Work required
Give every entry again, unchanged, and leave its images out.
★ ★ ★ ★ ★ ★ ★
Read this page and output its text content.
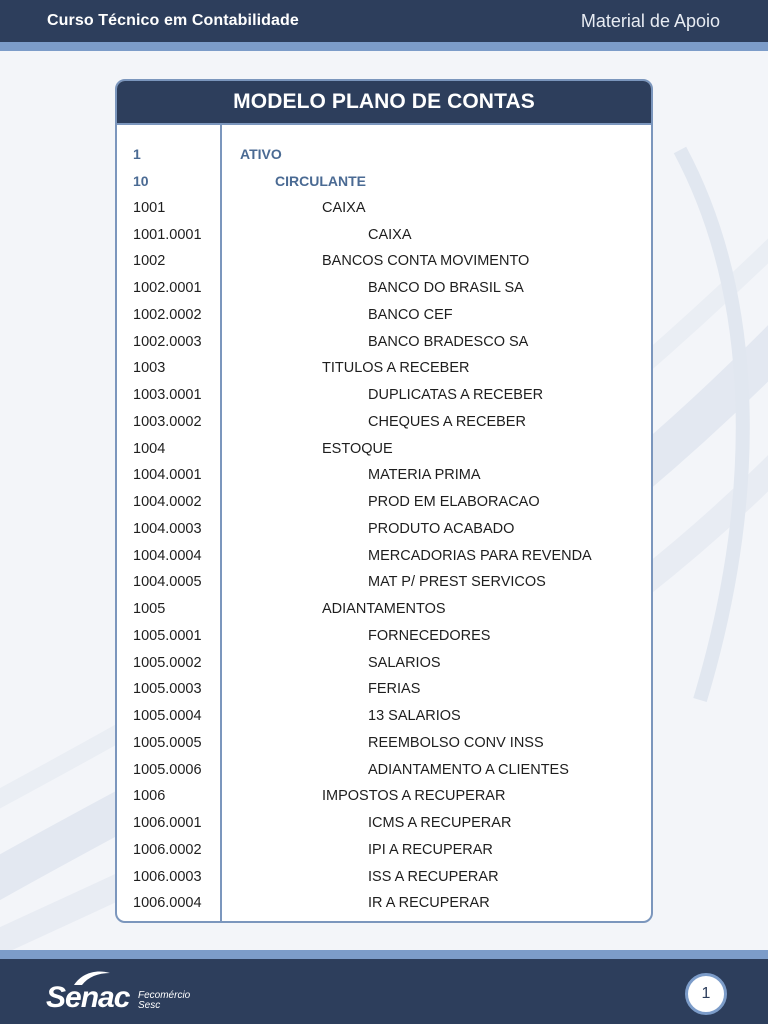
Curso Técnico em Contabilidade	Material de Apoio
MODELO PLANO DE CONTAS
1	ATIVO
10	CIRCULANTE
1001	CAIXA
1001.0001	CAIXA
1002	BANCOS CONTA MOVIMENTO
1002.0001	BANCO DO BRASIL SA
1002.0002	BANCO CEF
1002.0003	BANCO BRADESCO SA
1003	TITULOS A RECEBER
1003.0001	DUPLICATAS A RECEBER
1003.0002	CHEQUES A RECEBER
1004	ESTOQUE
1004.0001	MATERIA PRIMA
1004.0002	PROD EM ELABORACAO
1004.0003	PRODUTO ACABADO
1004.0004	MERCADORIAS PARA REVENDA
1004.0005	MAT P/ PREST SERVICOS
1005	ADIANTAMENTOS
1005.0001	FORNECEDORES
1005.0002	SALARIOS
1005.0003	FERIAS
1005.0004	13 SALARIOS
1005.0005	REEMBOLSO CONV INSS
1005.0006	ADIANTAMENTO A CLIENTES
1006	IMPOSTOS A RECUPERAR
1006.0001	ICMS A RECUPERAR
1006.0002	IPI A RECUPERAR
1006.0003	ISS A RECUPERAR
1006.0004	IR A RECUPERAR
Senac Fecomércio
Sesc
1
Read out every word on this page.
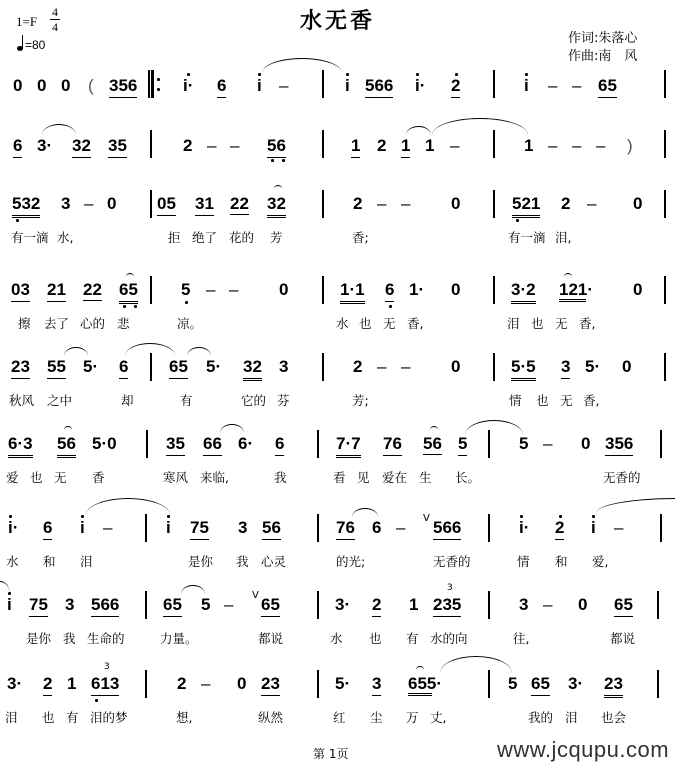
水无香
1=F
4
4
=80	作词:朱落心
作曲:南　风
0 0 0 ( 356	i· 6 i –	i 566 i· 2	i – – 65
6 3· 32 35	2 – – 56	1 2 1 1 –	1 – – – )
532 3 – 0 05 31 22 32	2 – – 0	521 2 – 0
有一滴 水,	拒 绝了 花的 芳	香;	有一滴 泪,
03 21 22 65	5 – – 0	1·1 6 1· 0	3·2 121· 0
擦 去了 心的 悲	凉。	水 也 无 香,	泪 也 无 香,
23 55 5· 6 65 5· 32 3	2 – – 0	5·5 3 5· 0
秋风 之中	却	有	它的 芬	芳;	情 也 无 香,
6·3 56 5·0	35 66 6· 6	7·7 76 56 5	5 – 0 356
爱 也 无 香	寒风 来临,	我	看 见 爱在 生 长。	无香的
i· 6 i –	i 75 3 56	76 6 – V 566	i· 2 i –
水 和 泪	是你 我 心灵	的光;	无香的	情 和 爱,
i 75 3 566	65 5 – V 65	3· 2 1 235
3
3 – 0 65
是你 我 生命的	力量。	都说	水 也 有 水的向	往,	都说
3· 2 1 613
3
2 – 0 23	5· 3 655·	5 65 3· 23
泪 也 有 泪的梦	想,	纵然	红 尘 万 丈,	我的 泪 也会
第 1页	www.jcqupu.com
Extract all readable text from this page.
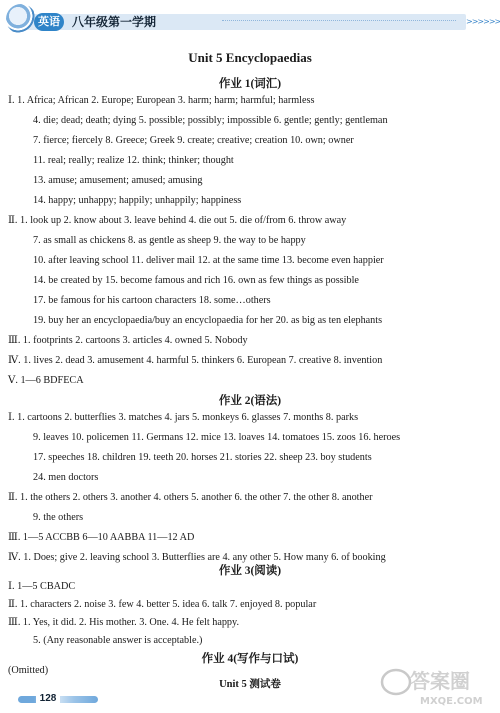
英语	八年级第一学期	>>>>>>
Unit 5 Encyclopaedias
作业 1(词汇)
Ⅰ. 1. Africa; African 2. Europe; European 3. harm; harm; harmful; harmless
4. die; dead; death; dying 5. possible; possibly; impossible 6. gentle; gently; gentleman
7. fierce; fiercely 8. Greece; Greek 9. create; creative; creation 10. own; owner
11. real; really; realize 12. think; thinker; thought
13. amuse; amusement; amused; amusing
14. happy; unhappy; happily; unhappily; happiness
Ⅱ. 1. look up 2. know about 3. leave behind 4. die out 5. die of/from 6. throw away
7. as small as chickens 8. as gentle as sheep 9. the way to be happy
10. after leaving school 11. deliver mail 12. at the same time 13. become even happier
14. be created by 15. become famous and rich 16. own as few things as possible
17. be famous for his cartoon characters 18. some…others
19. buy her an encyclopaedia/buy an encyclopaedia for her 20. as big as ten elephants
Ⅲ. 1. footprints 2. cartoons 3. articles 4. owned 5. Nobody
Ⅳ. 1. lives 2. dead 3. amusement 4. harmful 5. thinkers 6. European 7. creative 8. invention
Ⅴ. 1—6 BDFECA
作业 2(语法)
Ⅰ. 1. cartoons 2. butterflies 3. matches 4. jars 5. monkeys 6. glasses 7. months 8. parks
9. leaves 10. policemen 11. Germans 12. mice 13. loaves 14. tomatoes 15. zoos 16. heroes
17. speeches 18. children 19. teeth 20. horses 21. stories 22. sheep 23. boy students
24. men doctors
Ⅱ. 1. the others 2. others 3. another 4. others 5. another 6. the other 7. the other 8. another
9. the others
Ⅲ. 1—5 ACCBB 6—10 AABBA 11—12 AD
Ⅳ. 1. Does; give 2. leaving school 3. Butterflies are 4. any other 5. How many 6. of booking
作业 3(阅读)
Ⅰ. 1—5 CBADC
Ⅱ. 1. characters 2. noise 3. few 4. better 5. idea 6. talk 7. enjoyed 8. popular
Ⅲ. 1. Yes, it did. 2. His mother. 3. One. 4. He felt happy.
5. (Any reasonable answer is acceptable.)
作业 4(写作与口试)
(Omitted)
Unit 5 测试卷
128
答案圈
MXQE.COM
★ ★ ★ ★ ★ ★ ★
Solution for this task
Read this page and output its text content.
Curso Técnico em Contabilidade	Material de Apoio
MODELO PLANO DE CONTAS
1	ATIVO
10	CIRCULANTE
1001	CAIXA
1001.0001	CAIXA
1002	BANCOS CONTA MOVIMENTO
1002.0001	BANCO DO BRASIL SA
1002.0002	BANCO CEF
1002.0003	BANCO BRADESCO SA
1003	TITULOS A RECEBER
1003.0001	DUPLICATAS A RECEBER
1003.0002	CHEQUES A RECEBER
1004	ESTOQUE
1004.0001	MATERIA PRIMA
1004.0002	PROD EM ELABORACAO
1004.0003	PRODUTO ACABADO
1004.0004	MERCADORIAS PARA REVENDA
1004.0005	MAT P/ PREST SERVICOS
1005	ADIANTAMENTOS
1005.0001	FORNECEDORES
1005.0002	SALARIOS
1005.0003	FERIAS
1005.0004	13 SALARIOS
1005.0005	REEMBOLSO CONV INSS
1005.0006	ADIANTAMENTO A CLIENTES
1006	IMPOSTOS A RECUPERAR
1006.0001	ICMS A RECUPERAR
1006.0002	IPI A RECUPERAR
1006.0003	ISS A RECUPERAR
1006.0004	IR A RECUPERAR
Senac Fecomércio
Sesc
1
Read out every word on this page.
水无香
1=F
4
4
=80	作词:朱落心
作曲:南　风
0 0 0 ( 356	i· 6 i –	i 566 i· 2	i – – 65
6 3· 32 35	2 – – 56	1 2 1 1 –	1 – – – )
532 3 – 0 05 31 22 32	2 – – 0	521 2 – 0
有一滴 水,	拒 绝了 花的 芳	香;	有一滴 泪,
03 21 22 65	5 – – 0	1·1 6 1· 0	3·2 121· 0
擦 去了 心的 悲	凉。	水 也 无 香,	泪 也 无 香,
23 55 5· 6 65 5· 32 3	2 – – 0	5·5 3 5· 0
秋风 之中	却	有	它的 芬	芳;	情 也 无 香,
6·3 56 5·0	35 66 6· 6	7·7 76 56 5	5 – 0 356
爱 也 无 香	寒风 来临,	我	看 见 爱在 生 长。	无香的
i· 6 i –	i 75 3 56	76 6 – V 566	i· 2 i –
水 和 泪	是你 我 心灵	的光;	无香的	情 和 爱,
i 75 3 566	65 5 – V 65	3· 2 1 235
3
3 – 0 65
是你 我 生命的	力量。	都说	水 也 有 水的向	往,	都说
3· 2 1 613
3
2 – 0 23	5· 3 655·	5 65 3· 23
泪 也 有 泪的梦	想,	纵然	红 尘 万 丈,	我的 泪 也会
第 1页	www.jcqupu.com
Extract all readable text from this page.
英语	八年级第一学期	>>>>>>
Unit 5 Encyclopaedias
作业 1(词汇)
Ⅰ. 1. Africa; African 2. Europe; European 3. harm; harm; harmful; harmless
4. die; dead; death; dying 5. possible; possibly; impossible 6. gentle; gently; gentleman
7. fierce; fiercely 8. Greece; Greek 9. create; creative; creation 10. own; owner
11. real; really; realize 12. think; thinker; thought
13. amuse; amusement; amused; amusing
14. happy; unhappy; happily; unhappily; happiness
Ⅱ. 1. look up 2. know about 3. leave behind 4. die out 5. die of/from 6. throw away
7. as small as chickens 8. as gentle as sheep 9. the way to be happy
10. after leaving school 11. deliver mail 12. at the same time 13. become even happier
14. be created by 15. become famous and rich 16. own as few things as possible
17. be famous for his cartoon characters 18. some…others
19. buy her an encyclopaedia/buy an encyclopaedia for her 20. as big as ten elephants
Ⅲ. 1. footprints 2. cartoons 3. articles 4. owned 5. Nobody
Ⅳ. 1. lives 2. dead 3. amusement 4. harmful 5. thinkers 6. European 7. creative 8. invention
Ⅴ. 1—6 BDFECA
作业 2(语法)
Ⅰ. 1. cartoons 2. butterflies 3. matches 4. jars 5. monkeys 6. glasses 7. months 8. parks
9. leaves 10. policemen 11. Germans 12. mice 13. loaves 14. tomatoes 15. zoos 16. heroes
17. speeches 18. children 19. teeth 20. horses 21. stories 22. sheep 23. boy students
24. men doctors
Ⅱ. 1. the others 2. others 3. another 4. others 5. another 6. the other 7. the other 8. another
9. the others
Ⅲ. 1—5 ACCBB 6—10 AABBA 11—12 AD
Ⅳ. 1. Does; give 2. leaving school 3. Butterflies are 4. any other 5. How many 6. of booking
作业 3(阅读)
Ⅰ. 1—5 CBADC
Ⅱ. 1. characters 2. noise 3. few 4. better 5. idea 6. talk 7. enjoyed 8. popular
Ⅲ. 1. Yes, it did. 2. His mother. 3. One. 4. He felt happy.
5. (Any reasonable answer is acceptable.)
作业 4(写作与口试)
(Omitted)
Unit 5 测试卷
128
答案圈
MXQE.COM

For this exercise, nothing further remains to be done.